## [Selected passage]
General discussion

Dv6000 won't power on after MB swap.

I lost sound, touchpad/click control, and one USB port on the left side, as well as my ability to turn on or off the laptop with the power button (it would no longer light up, either), but I could still run the laptop if I used the Quickplay buttons, and restarted with f12 to let it boot on it's own. Then it would go into Windows and work fine (except the above-mentioned problems).

So, like any sensible computer tech, I replaced the motherboard. Unfortunately, now I cannot get it to power on at all. I have quadruple checked the connections and tried 3 different motherboards that I knew to previously work, including the one that had the failure but would still boot. So, I know I'm missing something really stupid but what?

There is an LED on the motherboard on the opposite side of where the power comes in, and that lights up as it should. Without a battery, the charging light, as it should, turns off.

## [Problems and tasks]
a) Answer these questions from the Dv6000 post:
(i) Which buttons could still be used to run the laptop?
(ii) How many different motherboards did the author try?
(iii) What happens to the charging light without a battery?
b) Decide whether each statement agrees with the Dv6000 post, and quote the words that settle it:
(i) The power button kept lighting up before the motherboard was replaced.
(ii) The author checked the connections more than once.
(iii) The LED on the motherboard does not light up.
c) List every function the author says was lost before the motherboard was replaced in the Dv6000 post.

## [Data shown]
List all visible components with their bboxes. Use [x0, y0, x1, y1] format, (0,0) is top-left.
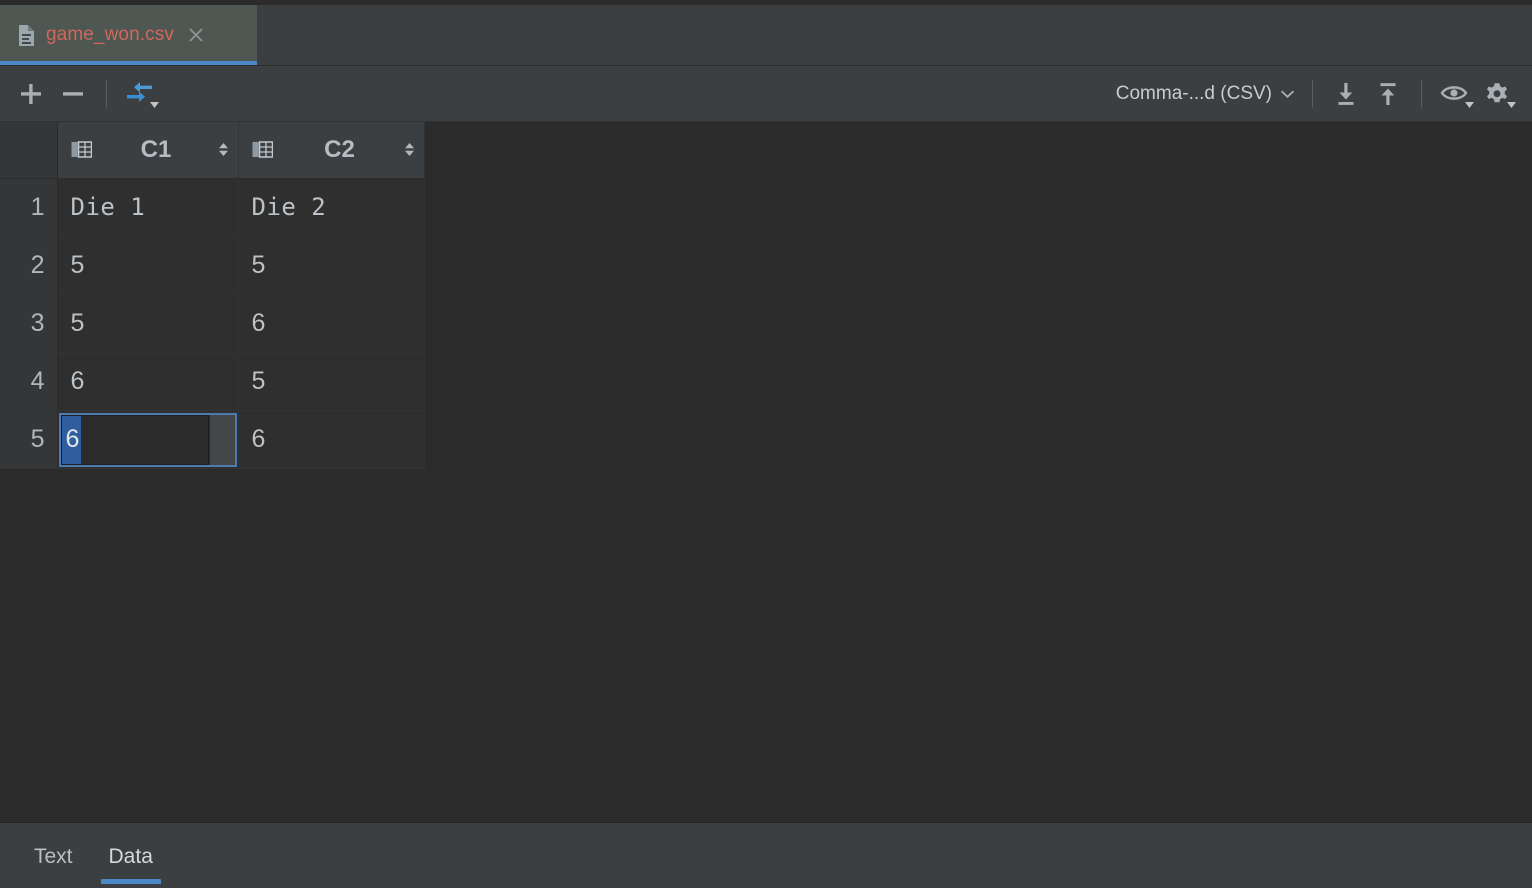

## [Complete answers]
a)
(i) The Quickplay buttons.
(ii) Three.
(iii) It turns off.

b)
(i) No: "it would no longer light up, either"
(ii) Yes: "I have quadruple checked the connections"
(iii) No: "that lights up as it should"

c)
- Sound
- Touchpad/click control
- One USB port on the left side
- The ability to turn the laptop on or off with the power button